*** Entries supplied ***

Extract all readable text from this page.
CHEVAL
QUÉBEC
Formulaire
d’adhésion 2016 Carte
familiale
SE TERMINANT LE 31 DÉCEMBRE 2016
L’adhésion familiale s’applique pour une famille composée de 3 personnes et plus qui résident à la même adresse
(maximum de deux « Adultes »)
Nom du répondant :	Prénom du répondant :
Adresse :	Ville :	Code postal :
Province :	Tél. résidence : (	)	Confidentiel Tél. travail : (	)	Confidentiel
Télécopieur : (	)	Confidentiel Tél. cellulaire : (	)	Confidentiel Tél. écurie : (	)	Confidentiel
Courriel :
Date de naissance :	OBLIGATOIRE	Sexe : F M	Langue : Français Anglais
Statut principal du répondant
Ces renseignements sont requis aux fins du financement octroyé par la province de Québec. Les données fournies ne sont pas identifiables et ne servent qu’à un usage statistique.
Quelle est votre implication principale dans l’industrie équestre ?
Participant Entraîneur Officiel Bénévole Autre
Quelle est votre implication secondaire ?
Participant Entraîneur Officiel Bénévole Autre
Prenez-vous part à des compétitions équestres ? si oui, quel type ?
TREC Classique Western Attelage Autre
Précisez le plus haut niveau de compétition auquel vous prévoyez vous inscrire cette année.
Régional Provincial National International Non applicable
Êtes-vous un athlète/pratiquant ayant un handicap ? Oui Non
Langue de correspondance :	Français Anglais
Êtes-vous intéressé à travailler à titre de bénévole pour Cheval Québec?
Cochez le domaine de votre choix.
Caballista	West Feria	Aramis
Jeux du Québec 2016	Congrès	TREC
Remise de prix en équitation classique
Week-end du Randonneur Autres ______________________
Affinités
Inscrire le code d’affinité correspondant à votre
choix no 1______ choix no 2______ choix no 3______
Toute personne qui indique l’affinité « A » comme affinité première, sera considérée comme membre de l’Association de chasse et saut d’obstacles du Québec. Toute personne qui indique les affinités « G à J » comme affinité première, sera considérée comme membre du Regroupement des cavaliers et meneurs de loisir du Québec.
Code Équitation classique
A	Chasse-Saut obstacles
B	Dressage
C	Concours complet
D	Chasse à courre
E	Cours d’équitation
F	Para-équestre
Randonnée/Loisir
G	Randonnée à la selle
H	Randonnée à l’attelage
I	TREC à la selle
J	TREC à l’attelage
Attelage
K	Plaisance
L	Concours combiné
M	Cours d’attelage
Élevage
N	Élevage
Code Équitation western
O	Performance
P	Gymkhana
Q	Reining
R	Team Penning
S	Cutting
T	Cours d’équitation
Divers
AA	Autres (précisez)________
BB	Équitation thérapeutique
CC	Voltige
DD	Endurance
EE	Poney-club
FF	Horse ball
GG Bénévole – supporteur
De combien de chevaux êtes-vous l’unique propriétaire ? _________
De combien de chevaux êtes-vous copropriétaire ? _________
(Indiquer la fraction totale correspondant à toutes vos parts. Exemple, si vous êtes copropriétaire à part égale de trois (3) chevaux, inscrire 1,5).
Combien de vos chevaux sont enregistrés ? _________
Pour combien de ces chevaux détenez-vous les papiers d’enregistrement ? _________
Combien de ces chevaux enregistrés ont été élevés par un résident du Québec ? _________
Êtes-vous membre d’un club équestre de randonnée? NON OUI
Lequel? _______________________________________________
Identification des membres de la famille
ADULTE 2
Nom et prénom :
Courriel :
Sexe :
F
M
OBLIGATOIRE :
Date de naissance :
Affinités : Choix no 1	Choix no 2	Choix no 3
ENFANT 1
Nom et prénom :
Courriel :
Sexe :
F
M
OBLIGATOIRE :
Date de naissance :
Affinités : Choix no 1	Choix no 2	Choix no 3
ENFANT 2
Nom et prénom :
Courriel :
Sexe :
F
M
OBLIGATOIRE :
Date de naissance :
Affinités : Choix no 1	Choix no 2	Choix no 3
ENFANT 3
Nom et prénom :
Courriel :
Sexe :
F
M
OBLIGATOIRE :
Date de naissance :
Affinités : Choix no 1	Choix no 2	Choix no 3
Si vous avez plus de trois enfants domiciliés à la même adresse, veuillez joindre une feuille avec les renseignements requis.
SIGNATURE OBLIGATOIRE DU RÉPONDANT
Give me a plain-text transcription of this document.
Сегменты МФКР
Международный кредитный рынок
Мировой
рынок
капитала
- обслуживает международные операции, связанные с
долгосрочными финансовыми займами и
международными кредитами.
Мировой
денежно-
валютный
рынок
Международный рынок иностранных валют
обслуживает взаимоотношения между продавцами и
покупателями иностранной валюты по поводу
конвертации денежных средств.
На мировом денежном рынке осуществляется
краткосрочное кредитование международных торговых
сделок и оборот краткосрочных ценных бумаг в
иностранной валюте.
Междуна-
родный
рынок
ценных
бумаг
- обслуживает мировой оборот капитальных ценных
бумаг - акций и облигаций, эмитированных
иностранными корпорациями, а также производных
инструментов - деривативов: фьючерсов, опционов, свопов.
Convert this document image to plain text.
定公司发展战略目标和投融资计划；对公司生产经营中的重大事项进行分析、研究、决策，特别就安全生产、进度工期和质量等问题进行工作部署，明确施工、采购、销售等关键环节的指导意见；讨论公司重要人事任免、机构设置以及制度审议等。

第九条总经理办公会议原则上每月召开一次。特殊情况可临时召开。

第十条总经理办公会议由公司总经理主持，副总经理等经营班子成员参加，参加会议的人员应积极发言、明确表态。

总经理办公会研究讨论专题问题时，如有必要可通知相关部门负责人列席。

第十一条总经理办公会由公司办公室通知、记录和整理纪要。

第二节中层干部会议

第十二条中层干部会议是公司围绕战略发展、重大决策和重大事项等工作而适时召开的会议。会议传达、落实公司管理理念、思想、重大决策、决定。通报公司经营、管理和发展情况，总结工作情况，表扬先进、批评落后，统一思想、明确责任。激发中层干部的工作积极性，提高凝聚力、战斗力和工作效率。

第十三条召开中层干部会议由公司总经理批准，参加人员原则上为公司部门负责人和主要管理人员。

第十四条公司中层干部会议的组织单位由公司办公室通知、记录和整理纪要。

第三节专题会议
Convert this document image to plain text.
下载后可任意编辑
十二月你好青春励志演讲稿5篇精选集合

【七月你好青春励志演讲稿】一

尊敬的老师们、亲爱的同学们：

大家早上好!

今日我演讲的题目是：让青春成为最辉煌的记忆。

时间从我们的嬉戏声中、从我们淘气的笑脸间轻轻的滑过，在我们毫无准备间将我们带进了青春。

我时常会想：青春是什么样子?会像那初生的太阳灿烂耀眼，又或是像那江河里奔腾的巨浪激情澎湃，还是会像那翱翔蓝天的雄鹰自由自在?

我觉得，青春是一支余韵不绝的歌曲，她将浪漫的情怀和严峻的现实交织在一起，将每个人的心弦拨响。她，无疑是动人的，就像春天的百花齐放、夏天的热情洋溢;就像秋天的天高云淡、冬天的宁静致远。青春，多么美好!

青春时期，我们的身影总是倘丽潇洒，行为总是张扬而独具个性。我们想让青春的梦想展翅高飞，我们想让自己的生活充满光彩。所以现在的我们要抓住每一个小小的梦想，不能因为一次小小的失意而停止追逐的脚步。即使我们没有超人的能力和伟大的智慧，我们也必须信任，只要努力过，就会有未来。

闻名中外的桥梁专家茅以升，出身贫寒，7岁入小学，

***

→ What is expected:
Give the number of lines in the listing above that hold the string "résident", with nothing else.

→ Exercise response:
2